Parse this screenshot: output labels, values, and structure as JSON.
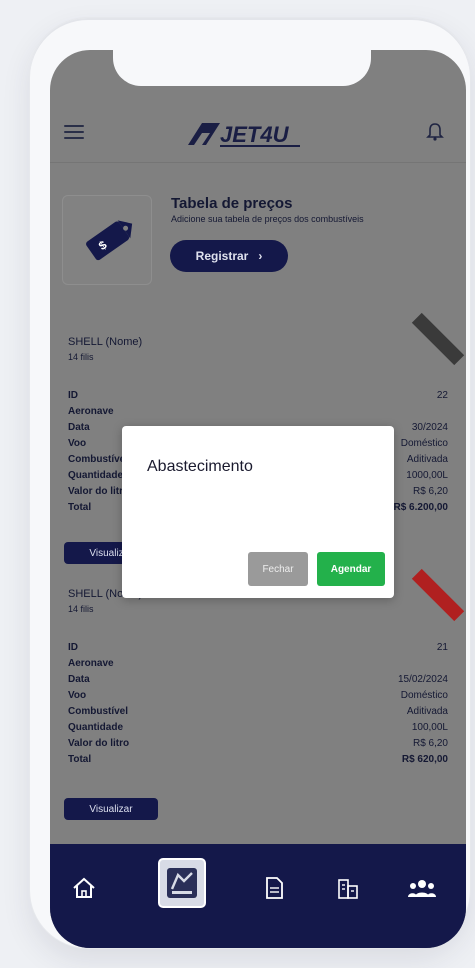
{
  "header": {
    "logo_text": "JET4U"
  },
  "price_table": {
    "title": "Tabela de preços",
    "subtitle": "Adicione sua tabela de preços dos combustíveis",
    "register_label": "Registrar"
  },
  "records": [
    {
      "name": "SHELL (Nome)",
      "sub": "14 filis",
      "ribbon_color": "#3a3a3a",
      "rows": [
        {
          "k": "ID",
          "v": "22"
        },
        {
          "k": "Aeronave",
          "v": ""
        },
        {
          "k": "Data",
          "v": "30/2024"
        },
        {
          "k": "Voo",
          "v": "Doméstico"
        },
        {
          "k": "Combustível",
          "v": "Aditivada"
        },
        {
          "k": "Quantidade",
          "v": "1000,00L"
        },
        {
          "k": "Valor do litro",
          "v": "R$ 6,20"
        },
        {
          "k": "Total",
          "v": "R$ 6.200,00"
        }
      ],
      "view_label": "Visualizar"
    },
    {
      "name": "SHELL (Nome)",
      "sub": "14 filis",
      "ribbon_color": "#b02020",
      "rows": [
        {
          "k": "ID",
          "v": "21"
        },
        {
          "k": "Aeronave",
          "v": ""
        },
        {
          "k": "Data",
          "v": "15/02/2024"
        },
        {
          "k": "Voo",
          "v": "Doméstico"
        },
        {
          "k": "Combustível",
          "v": "Aditivada"
        },
        {
          "k": "Quantidade",
          "v": "100,00L"
        },
        {
          "k": "Valor do litro",
          "v": "R$ 6,20"
        },
        {
          "k": "Total",
          "v": "R$ 620,00"
        }
      ],
      "view_label": "Visualizar"
    }
  ],
  "modal": {
    "title": "Abastecimento",
    "close_label": "Fechar",
    "schedule_label": "Agendar"
  },
  "bottom_nav": {
    "items": [
      {
        "icon": "home-icon"
      },
      {
        "icon": "fuel-icon"
      },
      {
        "icon": "document-icon"
      },
      {
        "icon": "buildings-icon"
      },
      {
        "icon": "users-icon"
      }
    ]
  },
  "colors": {
    "navy": "#14184a",
    "accent_green": "#23b14b",
    "close_gray": "#9a9a9a"
  }
}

Exercise aim: The records above are to be reproduced exactly; the pictures are to be left out.

Response to the exercise:
Parse this screenshot: output labels, values, and structure as JSON.
{
  "header": {
    "logo_text": "JET4U"
  },
  "price_table": {
    "title": "Tabela de preços",
    "subtitle": "Adicione sua tabela de preços dos combustíveis",
    "register_label": "Registrar"
  },
  "records": [
    {
      "name": "SHELL (Nome)",
      "sub": "14 filis",
      "ribbon_color": "#3a3a3a",
      "rows": [
        {
          "k": "ID",
          "v": "22"
        },
        {
          "k": "Aeronave",
          "v": ""
        },
        {
          "k": "Data",
          "v": "30/2024"
        },
        {
          "k": "Voo",
          "v": "Doméstico"
        },
        {
          "k": "Combustível",
          "v": "Aditivada"
        },
        {
          "k": "Quantidade",
          "v": "1000,00L"
        },
        {
          "k": "Valor do litro",
          "v": "R$ 6,20"
        },
        {
          "k": "Total",
          "v": "R$ 6.200,00"
        }
      ],
      "view_label": "Visualizar"
    },
    {
      "name": "SHELL (Nome)",
      "sub": "14 filis",
      "ribbon_color": "#b02020",
      "rows": [
        {
          "k": "ID",
          "v": "21"
        },
        {
          "k": "Aeronave",
          "v": ""
        },
        {
          "k": "Data",
          "v": "15/02/2024"
        },
        {
          "k": "Voo",
          "v": "Doméstico"
        },
        {
          "k": "Combustível",
          "v": "Aditivada"
        },
        {
          "k": "Quantidade",
          "v": "100,00L"
        },
        {
          "k": "Valor do litro",
          "v": "R$ 6,20"
        },
        {
          "k": "Total",
          "v": "R$ 620,00"
        }
      ],
      "view_label": "Visualizar"
    }
  ],
  "modal": {
    "title": "Abastecimento",
    "close_label": "Fechar",
    "schedule_label": "Agendar"
  },
  "bottom_nav": {
    "items": [
      {
        "icon": "home-icon"
      },
      {
        "icon": "fuel-icon"
      },
      {
        "icon": "document-icon"
      },
      {
        "icon": "buildings-icon"
      },
      {
        "icon": "users-icon"
      }
    ]
  },
  "colors": {
    "navy": "#14184a",
    "accent_green": "#23b14b",
    "close_gray": "#9a9a9a"
  }
}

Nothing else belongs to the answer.